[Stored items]

****

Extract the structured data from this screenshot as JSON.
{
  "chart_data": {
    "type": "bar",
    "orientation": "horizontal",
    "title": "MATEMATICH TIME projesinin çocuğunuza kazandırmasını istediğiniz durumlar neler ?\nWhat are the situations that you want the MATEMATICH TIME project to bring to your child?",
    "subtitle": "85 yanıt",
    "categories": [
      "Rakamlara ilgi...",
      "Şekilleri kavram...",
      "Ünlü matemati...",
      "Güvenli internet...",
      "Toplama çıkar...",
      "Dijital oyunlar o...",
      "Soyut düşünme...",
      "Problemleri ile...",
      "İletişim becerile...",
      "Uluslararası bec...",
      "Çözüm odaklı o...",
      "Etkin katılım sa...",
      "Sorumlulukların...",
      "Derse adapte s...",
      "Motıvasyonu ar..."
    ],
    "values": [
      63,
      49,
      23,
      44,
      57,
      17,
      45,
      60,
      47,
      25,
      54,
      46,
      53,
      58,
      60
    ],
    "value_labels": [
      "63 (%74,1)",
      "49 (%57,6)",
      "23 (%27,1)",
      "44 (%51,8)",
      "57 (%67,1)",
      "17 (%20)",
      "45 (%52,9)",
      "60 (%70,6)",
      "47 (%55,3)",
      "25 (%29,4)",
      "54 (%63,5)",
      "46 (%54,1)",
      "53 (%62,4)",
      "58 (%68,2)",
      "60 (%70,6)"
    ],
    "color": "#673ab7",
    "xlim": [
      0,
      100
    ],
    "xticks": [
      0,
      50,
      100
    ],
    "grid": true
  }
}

****

● TASK INSTRUCTIONS
Please reproduce each line exactly as written.

● EXERCISE ANSWER
Extract the structured data from this screenshot as JSON.
{
  "chart_data": {
    "type": "bar",
    "orientation": "horizontal",
    "title": "MATEMATICH TIME projesinin çocuğunuza kazandırmasını istediğiniz durumlar neler ?\nWhat are the situations that you want the MATEMATICH TIME project to bring to your child?",
    "subtitle": "85 yanıt",
    "categories": [
      "Rakamlara ilgi...",
      "Şekilleri kavram...",
      "Ünlü matemati...",
      "Güvenli internet...",
      "Toplama çıkar...",
      "Dijital oyunlar o...",
      "Soyut düşünme...",
      "Problemleri ile...",
      "İletişim becerile...",
      "Uluslararası bec...",
      "Çözüm odaklı o...",
      "Etkin katılım sa...",
      "Sorumlulukların...",
      "Derse adapte s...",
      "Motıvasyonu ar..."
    ],
    "values": [
      63,
      49,
      23,
      44,
      57,
      17,
      45,
      60,
      47,
      25,
      54,
      46,
      53,
      58,
      60
    ],
    "value_labels": [
      "63 (%74,1)",
      "49 (%57,6)",
      "23 (%27,1)",
      "44 (%51,8)",
      "57 (%67,1)",
      "17 (%20)",
      "45 (%52,9)",
      "60 (%70,6)",
      "47 (%55,3)",
      "25 (%29,4)",
      "54 (%63,5)",
      "46 (%54,1)",
      "53 (%62,4)",
      "58 (%68,2)",
      "60 (%70,6)"
    ],
    "color": "#673ab7",
    "xlim": [
      0,
      100
    ],
    "xticks": [
      0,
      50,
      100
    ],
    "grid": true
  }
}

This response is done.